_Data records_.

****************************************

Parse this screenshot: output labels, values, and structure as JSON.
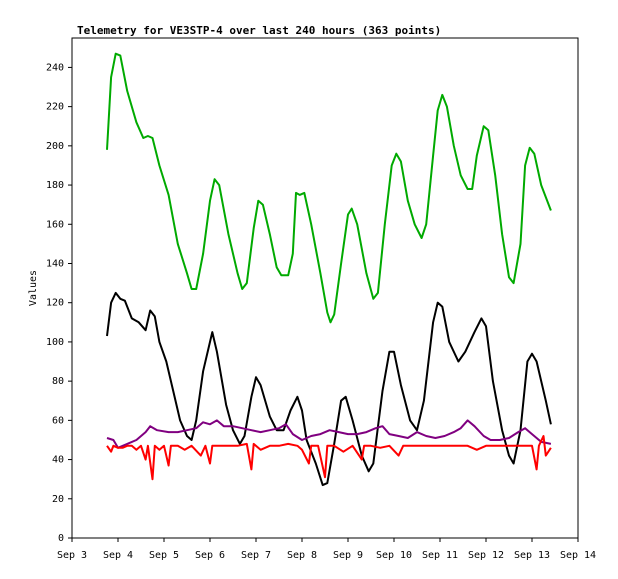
{
  "chart_data": {
    "type": "line",
    "title": "Telemetry for VE3STP-4 over last 240 hours (363 points)",
    "ylabel": "Values",
    "xlim": [
      0,
      11
    ],
    "ylim": [
      0,
      255
    ],
    "xticks": [
      {
        "value": 0,
        "label": "Sep 3"
      },
      {
        "value": 1,
        "label": "Sep 4"
      },
      {
        "value": 2,
        "label": "Sep 5"
      },
      {
        "value": 3,
        "label": "Sep 6"
      },
      {
        "value": 4,
        "label": "Sep 7"
      },
      {
        "value": 5,
        "label": "Sep 8"
      },
      {
        "value": 6,
        "label": "Sep 9"
      },
      {
        "value": 7,
        "label": "Sep 10"
      },
      {
        "value": 8,
        "label": "Sep 11"
      },
      {
        "value": 9,
        "label": "Sep 12"
      },
      {
        "value": 10,
        "label": "Sep 13"
      },
      {
        "value": 11,
        "label": "Sep 14"
      }
    ],
    "yticks": [
      0,
      20,
      40,
      60,
      80,
      100,
      120,
      140,
      160,
      180,
      200,
      220,
      240
    ],
    "series": [
      {
        "color": "#00aa00",
        "x": [
          0.76,
          0.85,
          0.95,
          1.05,
          1.2,
          1.4,
          1.55,
          1.65,
          1.75,
          1.9,
          2.1,
          2.3,
          2.5,
          2.6,
          2.7,
          2.85,
          3.0,
          3.1,
          3.2,
          3.4,
          3.6,
          3.7,
          3.8,
          3.95,
          4.05,
          4.15,
          4.3,
          4.45,
          4.55,
          4.7,
          4.8,
          4.87,
          4.95,
          5.05,
          5.2,
          5.4,
          5.55,
          5.62,
          5.7,
          5.85,
          6.0,
          6.08,
          6.2,
          6.4,
          6.55,
          6.65,
          6.8,
          6.95,
          7.05,
          7.15,
          7.3,
          7.45,
          7.6,
          7.7,
          7.85,
          7.95,
          8.05,
          8.15,
          8.3,
          8.45,
          8.6,
          8.7,
          8.8,
          8.95,
          9.05,
          9.2,
          9.35,
          9.5,
          9.6,
          9.75,
          9.85,
          9.95,
          10.05,
          10.2,
          10.41
        ],
        "values": [
          198,
          235,
          247,
          246,
          228,
          212,
          204,
          205,
          204,
          190,
          175,
          150,
          135,
          127,
          127,
          145,
          172,
          183,
          180,
          155,
          135,
          127,
          130,
          158,
          172,
          170,
          155,
          138,
          134,
          134,
          145,
          176,
          175,
          176,
          160,
          135,
          115,
          110,
          114,
          140,
          165,
          168,
          160,
          135,
          122,
          125,
          160,
          190,
          196,
          192,
          172,
          160,
          153,
          160,
          195,
          218,
          226,
          220,
          200,
          185,
          178,
          178,
          195,
          210,
          208,
          185,
          155,
          133,
          130,
          150,
          190,
          199,
          196,
          180,
          167
        ]
      },
      {
        "color": "#000000",
        "x": [
          0.76,
          0.85,
          0.95,
          1.05,
          1.15,
          1.3,
          1.45,
          1.6,
          1.7,
          1.8,
          1.9,
          2.05,
          2.2,
          2.35,
          2.5,
          2.6,
          2.7,
          2.85,
          3.0,
          3.05,
          3.15,
          3.35,
          3.5,
          3.65,
          3.75,
          3.9,
          4.0,
          4.1,
          4.3,
          4.45,
          4.6,
          4.75,
          4.9,
          5.0,
          5.1,
          5.3,
          5.45,
          5.55,
          5.7,
          5.85,
          5.95,
          6.1,
          6.3,
          6.45,
          6.55,
          6.75,
          6.9,
          7.0,
          7.15,
          7.35,
          7.5,
          7.65,
          7.85,
          7.95,
          8.05,
          8.2,
          8.4,
          8.55,
          8.75,
          8.9,
          9.0,
          9.15,
          9.35,
          9.5,
          9.6,
          9.75,
          9.9,
          10.0,
          10.1,
          10.3,
          10.41
        ],
        "values": [
          103,
          120,
          125,
          122,
          121,
          112,
          110,
          106,
          116,
          113,
          100,
          90,
          75,
          60,
          52,
          50,
          60,
          85,
          100,
          105,
          95,
          68,
          55,
          48,
          52,
          72,
          82,
          78,
          62,
          55,
          55,
          65,
          72,
          65,
          50,
          38,
          27,
          28,
          48,
          70,
          72,
          60,
          42,
          34,
          38,
          75,
          95,
          95,
          78,
          60,
          55,
          70,
          110,
          120,
          118,
          100,
          90,
          95,
          105,
          112,
          108,
          80,
          55,
          42,
          38,
          55,
          90,
          94,
          90,
          70,
          58
        ]
      },
      {
        "color": "#800080",
        "x": [
          0.76,
          0.9,
          1.0,
          1.2,
          1.4,
          1.6,
          1.7,
          1.85,
          2.1,
          2.3,
          2.5,
          2.7,
          2.85,
          3.0,
          3.15,
          3.3,
          3.5,
          3.7,
          3.9,
          4.1,
          4.3,
          4.5,
          4.65,
          4.8,
          5.0,
          5.2,
          5.4,
          5.6,
          5.8,
          6.0,
          6.2,
          6.4,
          6.6,
          6.75,
          6.9,
          7.1,
          7.3,
          7.5,
          7.7,
          7.9,
          8.1,
          8.3,
          8.45,
          8.6,
          8.75,
          8.95,
          9.1,
          9.3,
          9.5,
          9.7,
          9.85,
          10.0,
          10.2,
          10.41
        ],
        "values": [
          51,
          50,
          46,
          48,
          50,
          54,
          57,
          55,
          54,
          54,
          55,
          56,
          59,
          58,
          60,
          57,
          57,
          56,
          55,
          54,
          55,
          56,
          58,
          53,
          50,
          52,
          53,
          55,
          54,
          53,
          53,
          54,
          56,
          57,
          53,
          52,
          51,
          54,
          52,
          51,
          52,
          54,
          56,
          60,
          57,
          52,
          50,
          50,
          51,
          54,
          56,
          53,
          49,
          48
        ]
      },
      {
        "color": "#ff0000",
        "x": [
          0.76,
          0.85,
          0.9,
          1.0,
          1.1,
          1.2,
          1.3,
          1.4,
          1.5,
          1.6,
          1.65,
          1.75,
          1.8,
          1.9,
          2.0,
          2.1,
          2.15,
          2.3,
          2.45,
          2.6,
          2.8,
          2.9,
          3.0,
          3.05,
          3.2,
          3.4,
          3.6,
          3.8,
          3.9,
          3.95,
          4.1,
          4.3,
          4.5,
          4.7,
          4.9,
          5.0,
          5.15,
          5.2,
          5.35,
          5.5,
          5.55,
          5.7,
          5.9,
          6.1,
          6.3,
          6.35,
          6.5,
          6.7,
          6.9,
          7.1,
          7.2,
          7.4,
          7.6,
          7.8,
          8.0,
          8.2,
          8.4,
          8.6,
          8.8,
          9.0,
          9.2,
          9.4,
          9.6,
          9.8,
          10.0,
          10.1,
          10.15,
          10.25,
          10.3,
          10.41
        ],
        "values": [
          47,
          44,
          47,
          46,
          46,
          47,
          47,
          45,
          47,
          40,
          47,
          30,
          47,
          45,
          47,
          37,
          47,
          47,
          45,
          47,
          42,
          47,
          38,
          47,
          47,
          47,
          47,
          48,
          35,
          48,
          45,
          47,
          47,
          48,
          47,
          45,
          38,
          47,
          47,
          31,
          47,
          47,
          44,
          47,
          40,
          47,
          47,
          46,
          47,
          42,
          47,
          47,
          47,
          47,
          47,
          47,
          47,
          47,
          45,
          47,
          47,
          47,
          47,
          47,
          47,
          35,
          47,
          52,
          42,
          46
        ]
      }
    ]
  }
}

****************************************

_Exercise description_.
Collect each line containing the string "color".

_Response_.
        "color": "#00aa00",
        "color": "#000000",
        "color": "#800080",
        "color": "#ff0000",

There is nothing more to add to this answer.